**Supplied data**
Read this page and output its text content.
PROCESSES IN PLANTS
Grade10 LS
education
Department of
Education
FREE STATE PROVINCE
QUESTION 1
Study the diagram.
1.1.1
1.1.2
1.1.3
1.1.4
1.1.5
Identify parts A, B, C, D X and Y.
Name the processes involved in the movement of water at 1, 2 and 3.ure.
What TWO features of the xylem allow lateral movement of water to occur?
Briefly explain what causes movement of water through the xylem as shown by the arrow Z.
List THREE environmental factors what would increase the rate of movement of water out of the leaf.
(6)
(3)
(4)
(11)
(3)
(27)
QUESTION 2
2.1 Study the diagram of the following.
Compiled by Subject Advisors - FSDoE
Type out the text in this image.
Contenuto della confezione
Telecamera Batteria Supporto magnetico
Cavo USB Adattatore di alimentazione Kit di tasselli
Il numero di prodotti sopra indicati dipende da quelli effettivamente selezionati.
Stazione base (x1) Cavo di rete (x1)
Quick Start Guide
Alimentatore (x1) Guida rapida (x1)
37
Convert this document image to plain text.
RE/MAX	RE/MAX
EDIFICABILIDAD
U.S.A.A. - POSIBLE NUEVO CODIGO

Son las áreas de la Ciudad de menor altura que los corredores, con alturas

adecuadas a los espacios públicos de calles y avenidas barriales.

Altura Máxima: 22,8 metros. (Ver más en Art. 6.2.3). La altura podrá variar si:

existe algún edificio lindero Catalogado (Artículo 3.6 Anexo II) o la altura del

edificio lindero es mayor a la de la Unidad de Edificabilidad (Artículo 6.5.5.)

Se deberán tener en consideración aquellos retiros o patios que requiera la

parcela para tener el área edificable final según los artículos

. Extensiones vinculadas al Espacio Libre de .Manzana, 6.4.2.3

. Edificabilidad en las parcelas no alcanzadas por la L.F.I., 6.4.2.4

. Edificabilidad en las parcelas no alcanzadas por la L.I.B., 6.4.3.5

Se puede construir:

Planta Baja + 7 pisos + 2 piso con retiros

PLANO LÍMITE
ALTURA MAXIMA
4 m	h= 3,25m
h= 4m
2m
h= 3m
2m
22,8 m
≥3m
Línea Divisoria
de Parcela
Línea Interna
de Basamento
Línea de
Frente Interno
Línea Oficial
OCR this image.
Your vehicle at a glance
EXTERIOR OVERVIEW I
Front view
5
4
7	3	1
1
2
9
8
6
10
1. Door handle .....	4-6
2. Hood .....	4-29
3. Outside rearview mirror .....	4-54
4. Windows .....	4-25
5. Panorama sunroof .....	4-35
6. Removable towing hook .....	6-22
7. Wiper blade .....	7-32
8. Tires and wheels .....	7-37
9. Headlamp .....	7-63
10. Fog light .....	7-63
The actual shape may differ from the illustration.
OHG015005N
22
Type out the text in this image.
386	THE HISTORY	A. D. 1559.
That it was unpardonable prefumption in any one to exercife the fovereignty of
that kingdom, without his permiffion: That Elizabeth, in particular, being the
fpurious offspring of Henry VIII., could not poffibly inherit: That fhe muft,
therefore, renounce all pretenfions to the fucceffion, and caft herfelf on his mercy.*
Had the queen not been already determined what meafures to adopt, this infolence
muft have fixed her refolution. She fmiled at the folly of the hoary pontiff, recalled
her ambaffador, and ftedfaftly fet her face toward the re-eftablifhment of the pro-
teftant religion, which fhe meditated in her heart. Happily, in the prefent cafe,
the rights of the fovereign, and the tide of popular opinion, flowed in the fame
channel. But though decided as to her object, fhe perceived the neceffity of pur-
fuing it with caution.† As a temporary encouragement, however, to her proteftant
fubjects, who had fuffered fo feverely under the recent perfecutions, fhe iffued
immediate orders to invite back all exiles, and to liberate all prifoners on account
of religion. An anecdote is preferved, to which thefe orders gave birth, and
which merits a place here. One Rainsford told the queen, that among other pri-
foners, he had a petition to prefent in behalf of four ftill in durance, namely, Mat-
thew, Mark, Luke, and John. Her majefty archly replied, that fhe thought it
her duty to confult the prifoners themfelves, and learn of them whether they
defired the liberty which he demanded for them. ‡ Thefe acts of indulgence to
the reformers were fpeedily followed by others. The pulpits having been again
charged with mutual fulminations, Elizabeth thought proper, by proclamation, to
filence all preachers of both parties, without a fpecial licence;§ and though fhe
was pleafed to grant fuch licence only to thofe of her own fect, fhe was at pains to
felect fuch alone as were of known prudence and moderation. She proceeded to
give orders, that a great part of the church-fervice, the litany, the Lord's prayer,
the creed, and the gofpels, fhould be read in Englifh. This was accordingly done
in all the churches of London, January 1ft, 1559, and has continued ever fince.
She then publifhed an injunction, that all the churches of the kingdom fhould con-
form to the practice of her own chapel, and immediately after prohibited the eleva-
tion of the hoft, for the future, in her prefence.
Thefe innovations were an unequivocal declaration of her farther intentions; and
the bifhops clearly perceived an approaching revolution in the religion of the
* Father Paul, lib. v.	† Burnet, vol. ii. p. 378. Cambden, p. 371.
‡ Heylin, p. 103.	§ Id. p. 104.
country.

**The task**
State how many lines of the listing include "prifoners", and nothing more.

**Completed task**
2